[START]

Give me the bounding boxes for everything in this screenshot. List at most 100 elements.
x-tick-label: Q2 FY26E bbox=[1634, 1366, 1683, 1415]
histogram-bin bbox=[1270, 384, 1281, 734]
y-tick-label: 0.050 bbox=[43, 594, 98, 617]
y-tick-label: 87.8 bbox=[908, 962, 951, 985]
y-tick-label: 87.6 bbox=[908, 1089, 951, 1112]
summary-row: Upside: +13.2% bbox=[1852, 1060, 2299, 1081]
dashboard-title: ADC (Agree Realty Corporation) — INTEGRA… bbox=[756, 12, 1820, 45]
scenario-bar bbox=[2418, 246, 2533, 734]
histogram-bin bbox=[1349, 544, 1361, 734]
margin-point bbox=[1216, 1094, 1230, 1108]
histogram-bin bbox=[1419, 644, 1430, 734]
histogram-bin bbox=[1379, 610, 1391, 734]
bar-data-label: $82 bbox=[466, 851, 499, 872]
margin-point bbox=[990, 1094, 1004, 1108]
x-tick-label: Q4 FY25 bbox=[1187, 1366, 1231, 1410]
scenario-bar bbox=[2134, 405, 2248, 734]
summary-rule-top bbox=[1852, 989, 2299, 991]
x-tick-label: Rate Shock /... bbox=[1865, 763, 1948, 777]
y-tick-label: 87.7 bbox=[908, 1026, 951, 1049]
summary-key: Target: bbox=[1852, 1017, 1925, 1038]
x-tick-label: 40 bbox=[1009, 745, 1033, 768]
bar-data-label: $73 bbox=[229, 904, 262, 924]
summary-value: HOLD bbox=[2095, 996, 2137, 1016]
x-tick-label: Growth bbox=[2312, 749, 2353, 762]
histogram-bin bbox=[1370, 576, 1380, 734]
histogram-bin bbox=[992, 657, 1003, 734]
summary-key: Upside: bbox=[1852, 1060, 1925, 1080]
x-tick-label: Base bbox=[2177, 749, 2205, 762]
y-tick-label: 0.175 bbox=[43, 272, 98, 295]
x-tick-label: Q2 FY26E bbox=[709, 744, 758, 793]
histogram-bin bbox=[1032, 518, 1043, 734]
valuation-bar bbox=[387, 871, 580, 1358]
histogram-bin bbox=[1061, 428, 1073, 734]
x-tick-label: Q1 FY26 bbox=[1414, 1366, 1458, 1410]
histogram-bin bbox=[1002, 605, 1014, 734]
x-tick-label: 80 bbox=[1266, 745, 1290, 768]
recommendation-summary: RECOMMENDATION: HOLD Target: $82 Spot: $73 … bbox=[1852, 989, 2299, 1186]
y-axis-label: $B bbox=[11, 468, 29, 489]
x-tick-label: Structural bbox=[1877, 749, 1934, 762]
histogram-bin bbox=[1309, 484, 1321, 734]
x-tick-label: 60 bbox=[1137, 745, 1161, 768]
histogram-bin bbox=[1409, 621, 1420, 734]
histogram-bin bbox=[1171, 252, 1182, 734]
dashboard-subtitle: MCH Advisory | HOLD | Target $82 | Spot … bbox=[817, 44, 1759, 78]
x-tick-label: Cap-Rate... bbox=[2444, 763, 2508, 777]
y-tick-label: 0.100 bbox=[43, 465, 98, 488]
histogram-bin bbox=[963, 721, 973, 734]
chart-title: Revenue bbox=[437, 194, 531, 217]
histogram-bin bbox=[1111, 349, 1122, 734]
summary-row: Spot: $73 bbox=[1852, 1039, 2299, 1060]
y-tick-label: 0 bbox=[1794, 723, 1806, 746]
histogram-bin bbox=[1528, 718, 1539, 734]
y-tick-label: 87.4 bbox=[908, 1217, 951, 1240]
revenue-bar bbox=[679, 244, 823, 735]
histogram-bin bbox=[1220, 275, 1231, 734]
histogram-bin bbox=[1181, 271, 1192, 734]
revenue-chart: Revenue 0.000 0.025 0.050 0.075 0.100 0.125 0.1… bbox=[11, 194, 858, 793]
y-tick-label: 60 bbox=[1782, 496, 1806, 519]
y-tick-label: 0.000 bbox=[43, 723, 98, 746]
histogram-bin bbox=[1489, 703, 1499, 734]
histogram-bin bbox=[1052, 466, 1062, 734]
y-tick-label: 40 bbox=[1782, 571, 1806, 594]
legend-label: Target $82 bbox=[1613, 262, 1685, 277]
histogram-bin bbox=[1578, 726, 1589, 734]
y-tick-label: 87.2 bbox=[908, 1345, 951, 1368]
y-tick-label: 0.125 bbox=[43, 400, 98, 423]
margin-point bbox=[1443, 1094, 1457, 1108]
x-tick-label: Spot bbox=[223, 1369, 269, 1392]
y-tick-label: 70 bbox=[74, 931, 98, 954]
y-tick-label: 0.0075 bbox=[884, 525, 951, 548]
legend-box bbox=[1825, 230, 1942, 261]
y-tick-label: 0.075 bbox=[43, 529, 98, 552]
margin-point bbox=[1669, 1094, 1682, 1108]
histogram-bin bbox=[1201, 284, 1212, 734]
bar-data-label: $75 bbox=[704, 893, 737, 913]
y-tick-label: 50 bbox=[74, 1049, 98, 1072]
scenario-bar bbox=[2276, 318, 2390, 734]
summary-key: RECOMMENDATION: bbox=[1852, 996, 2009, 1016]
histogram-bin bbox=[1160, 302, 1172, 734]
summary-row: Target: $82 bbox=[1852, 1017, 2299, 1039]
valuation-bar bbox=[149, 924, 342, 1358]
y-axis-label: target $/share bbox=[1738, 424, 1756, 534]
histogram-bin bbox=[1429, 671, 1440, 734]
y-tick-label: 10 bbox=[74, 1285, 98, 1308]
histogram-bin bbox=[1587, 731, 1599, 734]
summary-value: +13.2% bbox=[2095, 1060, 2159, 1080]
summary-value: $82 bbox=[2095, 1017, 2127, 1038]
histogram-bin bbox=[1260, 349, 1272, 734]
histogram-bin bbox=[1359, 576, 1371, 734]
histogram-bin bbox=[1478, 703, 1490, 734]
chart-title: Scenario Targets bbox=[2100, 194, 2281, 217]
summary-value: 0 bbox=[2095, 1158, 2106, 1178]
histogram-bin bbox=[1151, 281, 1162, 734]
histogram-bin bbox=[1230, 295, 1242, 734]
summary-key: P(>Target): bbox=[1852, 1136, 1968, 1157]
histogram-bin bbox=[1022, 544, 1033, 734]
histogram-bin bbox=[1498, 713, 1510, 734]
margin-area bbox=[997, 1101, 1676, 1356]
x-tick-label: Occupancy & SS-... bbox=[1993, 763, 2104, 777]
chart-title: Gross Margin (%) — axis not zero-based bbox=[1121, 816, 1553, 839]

[END]

GOAL:
Render the data from its first line through the line containing "bar-data-label: $82 bbox=[466, 851, 499, 872]", inclusive, as a Markdown table with the columns Row and Entry. Number each line in Row and omit any blank lines.

RESULT OF THIS EXERCISE:
| Row | Entry |
|---|---|
| 1 | Give me the bounding boxes for everything in this screenshot. List at most 100 elements. |
| 2 | x-tick-label: Q2 FY26E bbox=[1634, 1366, 1683, 1415] |
| 3 | histogram-bin bbox=[1270, 384, 1281, 734] |
| 4 | y-tick-label: 0.050 bbox=[43, 594, 98, 617] |
| 5 | y-tick-label: 87.8 bbox=[908, 962, 951, 985] |
| 6 | y-tick-label: 87.6 bbox=[908, 1089, 951, 1112] |
| 7 | summary-row: Upside: +13.2% bbox=[1852, 1060, 2299, 1081] |
| 8 | dashboard-title: ADC (Agree Realty Corporation) — INTEGRA… bbox=[756, 12, 1820, 45] |
| 9 | scenario-bar bbox=[2418, 246, 2533, 734] |
| 10 | histogram-bin bbox=[1349, 544, 1361, 734] |
| 11 | margin-point bbox=[1216, 1094, 1230, 1108] |
| 12 | histogram-bin bbox=[1419, 644, 1430, 734] |
| 13 | histogram-bin bbox=[1379, 610, 1391, 734] |
| 14 | bar-data-label: $82 bbox=[466, 851, 499, 872] |